* [Problem requirements]
Look through the data for the string "parent". Copy every line where it is found.

═════ Supplied data

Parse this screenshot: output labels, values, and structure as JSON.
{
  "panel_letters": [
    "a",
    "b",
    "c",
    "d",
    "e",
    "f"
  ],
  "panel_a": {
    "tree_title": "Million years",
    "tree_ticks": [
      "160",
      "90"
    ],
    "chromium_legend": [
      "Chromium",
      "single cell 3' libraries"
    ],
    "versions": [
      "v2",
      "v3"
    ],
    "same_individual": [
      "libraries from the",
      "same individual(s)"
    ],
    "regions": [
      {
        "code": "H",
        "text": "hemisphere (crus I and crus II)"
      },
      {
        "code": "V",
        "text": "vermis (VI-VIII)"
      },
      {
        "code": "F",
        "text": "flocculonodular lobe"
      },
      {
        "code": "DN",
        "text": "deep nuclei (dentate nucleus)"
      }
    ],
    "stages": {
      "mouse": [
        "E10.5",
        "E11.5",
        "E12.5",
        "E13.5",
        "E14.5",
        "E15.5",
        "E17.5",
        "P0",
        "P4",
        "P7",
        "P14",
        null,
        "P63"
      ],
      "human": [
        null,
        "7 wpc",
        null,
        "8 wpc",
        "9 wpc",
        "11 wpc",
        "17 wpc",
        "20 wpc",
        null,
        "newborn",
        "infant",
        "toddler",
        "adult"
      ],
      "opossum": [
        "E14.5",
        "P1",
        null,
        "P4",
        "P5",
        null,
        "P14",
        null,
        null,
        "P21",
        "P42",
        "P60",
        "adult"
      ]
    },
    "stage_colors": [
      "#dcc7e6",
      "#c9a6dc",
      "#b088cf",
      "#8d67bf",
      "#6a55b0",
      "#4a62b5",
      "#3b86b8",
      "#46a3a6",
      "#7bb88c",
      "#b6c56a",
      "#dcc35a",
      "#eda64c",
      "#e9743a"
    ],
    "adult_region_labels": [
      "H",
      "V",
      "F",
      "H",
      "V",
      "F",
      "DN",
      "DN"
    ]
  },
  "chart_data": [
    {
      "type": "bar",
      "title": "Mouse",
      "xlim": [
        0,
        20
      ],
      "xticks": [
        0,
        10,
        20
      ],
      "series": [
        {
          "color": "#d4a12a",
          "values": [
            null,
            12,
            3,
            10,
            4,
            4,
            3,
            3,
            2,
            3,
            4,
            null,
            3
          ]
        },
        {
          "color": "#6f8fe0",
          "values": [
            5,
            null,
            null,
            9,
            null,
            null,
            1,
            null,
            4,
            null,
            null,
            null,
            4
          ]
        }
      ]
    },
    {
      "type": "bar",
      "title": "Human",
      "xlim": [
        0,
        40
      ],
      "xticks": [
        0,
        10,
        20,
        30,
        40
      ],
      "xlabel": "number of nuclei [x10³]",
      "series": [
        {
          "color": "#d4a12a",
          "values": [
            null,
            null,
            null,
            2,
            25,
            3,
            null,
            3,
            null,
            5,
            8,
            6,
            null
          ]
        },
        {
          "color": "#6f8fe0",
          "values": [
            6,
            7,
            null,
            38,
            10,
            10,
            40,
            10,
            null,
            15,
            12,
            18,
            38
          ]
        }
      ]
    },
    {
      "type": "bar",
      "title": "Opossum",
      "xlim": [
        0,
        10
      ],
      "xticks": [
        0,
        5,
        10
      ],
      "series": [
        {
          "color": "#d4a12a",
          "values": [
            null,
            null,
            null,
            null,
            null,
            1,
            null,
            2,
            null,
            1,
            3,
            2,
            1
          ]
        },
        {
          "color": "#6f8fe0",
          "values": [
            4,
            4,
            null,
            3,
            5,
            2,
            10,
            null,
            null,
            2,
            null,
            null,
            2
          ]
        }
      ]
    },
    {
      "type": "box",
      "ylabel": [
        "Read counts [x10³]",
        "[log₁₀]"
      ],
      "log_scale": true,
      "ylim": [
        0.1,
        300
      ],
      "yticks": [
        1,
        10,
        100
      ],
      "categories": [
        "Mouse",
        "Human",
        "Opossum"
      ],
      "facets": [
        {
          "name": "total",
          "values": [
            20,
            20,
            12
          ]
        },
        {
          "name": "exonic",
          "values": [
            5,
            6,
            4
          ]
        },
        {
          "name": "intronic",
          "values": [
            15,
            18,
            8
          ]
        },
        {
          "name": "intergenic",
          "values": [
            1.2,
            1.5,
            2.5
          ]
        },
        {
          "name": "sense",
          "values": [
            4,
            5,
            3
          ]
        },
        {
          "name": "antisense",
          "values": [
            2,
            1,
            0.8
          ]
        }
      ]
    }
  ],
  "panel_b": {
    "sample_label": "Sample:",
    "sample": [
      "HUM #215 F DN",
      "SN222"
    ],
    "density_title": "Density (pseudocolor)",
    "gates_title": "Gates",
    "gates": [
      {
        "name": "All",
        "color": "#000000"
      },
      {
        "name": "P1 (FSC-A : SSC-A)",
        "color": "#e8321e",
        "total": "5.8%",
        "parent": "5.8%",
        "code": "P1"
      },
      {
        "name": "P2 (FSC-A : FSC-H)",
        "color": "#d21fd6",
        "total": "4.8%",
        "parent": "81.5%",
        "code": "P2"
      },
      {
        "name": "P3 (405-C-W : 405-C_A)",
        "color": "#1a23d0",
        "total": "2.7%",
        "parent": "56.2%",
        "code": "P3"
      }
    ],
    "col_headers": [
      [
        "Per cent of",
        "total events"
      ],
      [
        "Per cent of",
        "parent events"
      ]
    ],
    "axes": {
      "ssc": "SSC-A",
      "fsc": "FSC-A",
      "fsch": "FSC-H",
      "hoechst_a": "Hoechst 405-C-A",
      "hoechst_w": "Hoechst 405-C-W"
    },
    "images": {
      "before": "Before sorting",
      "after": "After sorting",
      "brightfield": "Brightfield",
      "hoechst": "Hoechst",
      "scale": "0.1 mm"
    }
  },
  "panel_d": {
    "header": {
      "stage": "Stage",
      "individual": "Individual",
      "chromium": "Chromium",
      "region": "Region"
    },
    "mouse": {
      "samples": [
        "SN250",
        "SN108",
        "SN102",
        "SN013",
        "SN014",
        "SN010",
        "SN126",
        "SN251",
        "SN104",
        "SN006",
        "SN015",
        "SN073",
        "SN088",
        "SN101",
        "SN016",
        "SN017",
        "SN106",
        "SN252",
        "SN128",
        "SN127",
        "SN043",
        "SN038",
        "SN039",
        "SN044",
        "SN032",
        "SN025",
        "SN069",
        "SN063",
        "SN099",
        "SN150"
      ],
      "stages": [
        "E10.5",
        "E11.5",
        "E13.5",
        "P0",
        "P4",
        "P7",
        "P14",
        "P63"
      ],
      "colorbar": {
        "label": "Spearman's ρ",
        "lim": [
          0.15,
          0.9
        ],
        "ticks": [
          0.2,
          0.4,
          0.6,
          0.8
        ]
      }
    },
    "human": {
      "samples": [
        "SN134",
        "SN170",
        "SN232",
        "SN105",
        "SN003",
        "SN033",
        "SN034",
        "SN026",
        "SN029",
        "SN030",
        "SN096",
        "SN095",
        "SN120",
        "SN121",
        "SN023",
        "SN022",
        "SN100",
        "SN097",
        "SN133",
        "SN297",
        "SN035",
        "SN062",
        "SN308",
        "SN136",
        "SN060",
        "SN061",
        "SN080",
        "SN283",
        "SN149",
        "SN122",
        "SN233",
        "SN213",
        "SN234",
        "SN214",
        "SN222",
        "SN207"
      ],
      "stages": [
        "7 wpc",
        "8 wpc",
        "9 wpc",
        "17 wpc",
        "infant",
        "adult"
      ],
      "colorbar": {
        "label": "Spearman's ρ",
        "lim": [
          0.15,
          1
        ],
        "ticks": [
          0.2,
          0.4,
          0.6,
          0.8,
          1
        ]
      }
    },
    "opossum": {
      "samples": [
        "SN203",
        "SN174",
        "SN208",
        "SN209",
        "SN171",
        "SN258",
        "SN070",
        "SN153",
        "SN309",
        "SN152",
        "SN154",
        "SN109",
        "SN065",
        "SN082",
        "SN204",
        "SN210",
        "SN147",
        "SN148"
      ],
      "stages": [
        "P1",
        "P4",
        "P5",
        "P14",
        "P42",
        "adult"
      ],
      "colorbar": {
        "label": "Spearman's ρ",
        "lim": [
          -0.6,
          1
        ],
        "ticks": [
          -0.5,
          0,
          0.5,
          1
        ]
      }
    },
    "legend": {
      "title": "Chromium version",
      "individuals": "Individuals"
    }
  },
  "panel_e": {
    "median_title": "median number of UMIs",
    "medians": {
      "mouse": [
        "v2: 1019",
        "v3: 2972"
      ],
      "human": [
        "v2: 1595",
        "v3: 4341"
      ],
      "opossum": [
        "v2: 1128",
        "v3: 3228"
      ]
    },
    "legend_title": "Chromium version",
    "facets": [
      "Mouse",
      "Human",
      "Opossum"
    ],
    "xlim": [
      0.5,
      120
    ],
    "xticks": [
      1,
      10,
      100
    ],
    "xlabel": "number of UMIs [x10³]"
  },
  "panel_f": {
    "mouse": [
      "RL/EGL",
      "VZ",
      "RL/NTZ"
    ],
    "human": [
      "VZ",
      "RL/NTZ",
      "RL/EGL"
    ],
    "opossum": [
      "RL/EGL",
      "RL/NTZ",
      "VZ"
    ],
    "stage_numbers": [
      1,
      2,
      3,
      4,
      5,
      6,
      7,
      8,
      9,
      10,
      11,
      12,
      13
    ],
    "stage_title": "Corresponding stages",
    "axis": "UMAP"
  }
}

══════════

* [Written answer]
        "parent": "5.8%",
        "parent": "81.5%",
        "parent": "56.2%",
        "parent events"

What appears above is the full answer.